Given task: Answer with a single number: how many lines in the listing below include "name"?

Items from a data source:

________________

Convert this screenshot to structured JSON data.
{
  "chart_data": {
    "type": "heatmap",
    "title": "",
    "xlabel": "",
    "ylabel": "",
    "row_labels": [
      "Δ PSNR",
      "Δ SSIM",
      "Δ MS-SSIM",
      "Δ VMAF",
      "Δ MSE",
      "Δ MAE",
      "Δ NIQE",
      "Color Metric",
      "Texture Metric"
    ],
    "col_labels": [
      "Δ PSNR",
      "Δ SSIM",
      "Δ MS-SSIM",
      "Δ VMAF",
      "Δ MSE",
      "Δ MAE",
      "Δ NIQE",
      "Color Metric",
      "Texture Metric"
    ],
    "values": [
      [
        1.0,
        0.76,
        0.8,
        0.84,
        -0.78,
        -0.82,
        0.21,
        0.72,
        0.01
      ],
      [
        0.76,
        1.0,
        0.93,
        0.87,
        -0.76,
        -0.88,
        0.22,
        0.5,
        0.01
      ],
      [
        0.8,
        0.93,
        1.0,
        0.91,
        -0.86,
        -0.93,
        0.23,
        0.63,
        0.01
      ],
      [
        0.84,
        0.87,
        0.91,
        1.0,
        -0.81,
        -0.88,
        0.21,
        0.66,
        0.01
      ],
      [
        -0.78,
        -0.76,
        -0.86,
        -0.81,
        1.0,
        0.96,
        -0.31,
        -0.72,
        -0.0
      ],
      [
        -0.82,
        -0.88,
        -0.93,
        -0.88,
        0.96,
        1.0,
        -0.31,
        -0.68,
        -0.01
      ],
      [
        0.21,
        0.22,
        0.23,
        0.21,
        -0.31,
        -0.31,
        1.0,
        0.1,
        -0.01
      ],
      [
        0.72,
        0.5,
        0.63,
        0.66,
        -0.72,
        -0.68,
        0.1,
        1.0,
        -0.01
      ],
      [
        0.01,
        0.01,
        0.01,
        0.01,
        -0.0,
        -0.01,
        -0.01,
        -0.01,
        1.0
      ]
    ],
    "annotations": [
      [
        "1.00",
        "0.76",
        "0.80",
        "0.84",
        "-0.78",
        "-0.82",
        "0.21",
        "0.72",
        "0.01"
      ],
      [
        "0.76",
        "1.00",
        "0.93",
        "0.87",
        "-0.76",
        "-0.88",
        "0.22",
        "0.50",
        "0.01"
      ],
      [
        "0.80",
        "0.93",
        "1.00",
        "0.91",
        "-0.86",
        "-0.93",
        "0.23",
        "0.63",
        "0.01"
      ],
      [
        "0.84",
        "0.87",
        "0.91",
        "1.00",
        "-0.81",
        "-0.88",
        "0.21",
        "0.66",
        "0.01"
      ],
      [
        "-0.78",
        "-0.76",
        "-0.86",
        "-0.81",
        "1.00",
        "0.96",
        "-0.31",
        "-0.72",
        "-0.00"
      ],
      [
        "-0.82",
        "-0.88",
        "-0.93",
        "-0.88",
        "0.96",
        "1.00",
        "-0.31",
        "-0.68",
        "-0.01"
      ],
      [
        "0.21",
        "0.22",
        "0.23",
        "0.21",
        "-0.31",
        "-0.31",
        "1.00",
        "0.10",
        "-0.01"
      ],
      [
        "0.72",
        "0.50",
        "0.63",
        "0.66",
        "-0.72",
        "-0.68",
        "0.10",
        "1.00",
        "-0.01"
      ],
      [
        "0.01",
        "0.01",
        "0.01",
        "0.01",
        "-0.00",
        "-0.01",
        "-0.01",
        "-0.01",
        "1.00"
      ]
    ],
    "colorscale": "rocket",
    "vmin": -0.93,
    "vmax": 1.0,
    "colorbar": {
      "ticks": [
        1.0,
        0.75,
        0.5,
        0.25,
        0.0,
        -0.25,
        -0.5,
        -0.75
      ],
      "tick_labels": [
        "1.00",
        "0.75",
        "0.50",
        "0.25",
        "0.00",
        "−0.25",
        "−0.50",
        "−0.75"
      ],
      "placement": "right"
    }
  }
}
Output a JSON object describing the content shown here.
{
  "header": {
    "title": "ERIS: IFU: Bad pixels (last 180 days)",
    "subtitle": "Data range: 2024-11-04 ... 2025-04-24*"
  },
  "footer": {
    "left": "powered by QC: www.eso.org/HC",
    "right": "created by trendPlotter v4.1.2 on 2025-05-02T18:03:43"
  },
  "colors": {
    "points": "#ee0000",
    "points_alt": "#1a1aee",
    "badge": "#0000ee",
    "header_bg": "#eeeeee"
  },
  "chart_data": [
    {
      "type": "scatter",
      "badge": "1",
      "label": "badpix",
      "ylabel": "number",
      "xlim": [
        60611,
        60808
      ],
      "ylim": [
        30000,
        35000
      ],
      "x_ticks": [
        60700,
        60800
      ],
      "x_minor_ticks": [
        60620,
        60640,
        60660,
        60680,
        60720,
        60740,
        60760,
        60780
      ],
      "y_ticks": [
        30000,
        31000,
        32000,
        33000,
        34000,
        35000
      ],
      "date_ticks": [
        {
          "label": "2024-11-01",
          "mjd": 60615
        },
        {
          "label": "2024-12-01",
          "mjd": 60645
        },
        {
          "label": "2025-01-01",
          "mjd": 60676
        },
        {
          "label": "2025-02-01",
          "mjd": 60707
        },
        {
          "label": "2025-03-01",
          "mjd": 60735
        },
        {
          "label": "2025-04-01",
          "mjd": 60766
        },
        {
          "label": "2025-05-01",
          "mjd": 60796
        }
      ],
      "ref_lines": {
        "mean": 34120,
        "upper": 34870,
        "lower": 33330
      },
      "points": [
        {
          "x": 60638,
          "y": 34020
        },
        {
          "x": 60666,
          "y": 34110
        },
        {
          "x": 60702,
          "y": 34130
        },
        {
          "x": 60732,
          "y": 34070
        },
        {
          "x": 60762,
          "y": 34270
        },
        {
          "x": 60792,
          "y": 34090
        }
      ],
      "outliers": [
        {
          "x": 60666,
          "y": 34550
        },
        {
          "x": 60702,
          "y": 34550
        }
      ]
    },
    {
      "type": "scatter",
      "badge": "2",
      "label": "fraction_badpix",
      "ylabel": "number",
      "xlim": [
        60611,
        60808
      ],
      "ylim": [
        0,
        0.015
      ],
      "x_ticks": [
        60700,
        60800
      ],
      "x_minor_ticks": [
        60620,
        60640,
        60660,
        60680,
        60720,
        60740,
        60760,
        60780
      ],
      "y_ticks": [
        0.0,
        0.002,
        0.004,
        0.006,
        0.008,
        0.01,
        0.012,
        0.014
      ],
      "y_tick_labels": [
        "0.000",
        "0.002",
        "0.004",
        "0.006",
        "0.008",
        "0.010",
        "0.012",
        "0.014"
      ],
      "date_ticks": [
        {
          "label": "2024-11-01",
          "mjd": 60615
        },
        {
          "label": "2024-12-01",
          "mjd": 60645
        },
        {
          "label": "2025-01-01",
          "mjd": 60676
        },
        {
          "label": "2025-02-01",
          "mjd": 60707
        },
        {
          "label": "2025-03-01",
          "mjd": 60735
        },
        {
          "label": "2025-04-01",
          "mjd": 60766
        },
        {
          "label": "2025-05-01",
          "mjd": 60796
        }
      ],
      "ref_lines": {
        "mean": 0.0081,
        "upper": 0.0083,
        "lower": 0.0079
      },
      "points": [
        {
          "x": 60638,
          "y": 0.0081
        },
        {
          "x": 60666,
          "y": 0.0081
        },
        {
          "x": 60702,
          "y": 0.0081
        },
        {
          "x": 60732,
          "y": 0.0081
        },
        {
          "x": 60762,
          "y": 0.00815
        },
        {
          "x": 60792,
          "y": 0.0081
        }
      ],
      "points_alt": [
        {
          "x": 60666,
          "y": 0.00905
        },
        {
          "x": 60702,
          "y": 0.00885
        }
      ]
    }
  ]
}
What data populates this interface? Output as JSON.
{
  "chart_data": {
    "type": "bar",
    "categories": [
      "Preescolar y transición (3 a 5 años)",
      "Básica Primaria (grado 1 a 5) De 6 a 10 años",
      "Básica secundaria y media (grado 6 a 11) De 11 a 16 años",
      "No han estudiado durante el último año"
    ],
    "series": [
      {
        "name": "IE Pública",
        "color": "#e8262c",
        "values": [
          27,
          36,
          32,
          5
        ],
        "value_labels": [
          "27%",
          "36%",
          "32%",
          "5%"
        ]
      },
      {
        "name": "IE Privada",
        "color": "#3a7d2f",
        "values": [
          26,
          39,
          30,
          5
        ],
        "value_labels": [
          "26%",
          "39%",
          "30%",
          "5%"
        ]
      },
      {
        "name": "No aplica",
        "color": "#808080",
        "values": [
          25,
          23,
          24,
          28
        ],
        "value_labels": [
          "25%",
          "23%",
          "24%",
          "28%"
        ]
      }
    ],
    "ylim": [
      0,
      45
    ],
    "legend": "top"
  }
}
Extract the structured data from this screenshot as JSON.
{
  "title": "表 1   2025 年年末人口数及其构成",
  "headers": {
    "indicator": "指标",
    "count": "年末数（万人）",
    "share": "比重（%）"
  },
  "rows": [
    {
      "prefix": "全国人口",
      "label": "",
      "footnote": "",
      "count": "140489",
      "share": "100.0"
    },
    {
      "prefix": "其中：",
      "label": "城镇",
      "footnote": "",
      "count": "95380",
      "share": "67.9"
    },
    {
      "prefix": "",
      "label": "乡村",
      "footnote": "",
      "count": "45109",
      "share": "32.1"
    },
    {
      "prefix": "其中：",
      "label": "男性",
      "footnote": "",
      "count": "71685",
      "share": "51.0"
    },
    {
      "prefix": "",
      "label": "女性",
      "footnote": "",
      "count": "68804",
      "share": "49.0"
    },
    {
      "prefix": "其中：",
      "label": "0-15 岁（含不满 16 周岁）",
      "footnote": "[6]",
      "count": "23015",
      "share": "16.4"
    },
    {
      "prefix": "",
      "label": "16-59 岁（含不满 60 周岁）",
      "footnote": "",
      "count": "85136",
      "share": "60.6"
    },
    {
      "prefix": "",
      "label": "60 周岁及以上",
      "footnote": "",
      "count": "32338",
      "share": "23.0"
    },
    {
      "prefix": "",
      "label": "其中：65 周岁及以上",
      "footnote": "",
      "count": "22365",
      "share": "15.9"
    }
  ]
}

________________

Result of the exercise: 3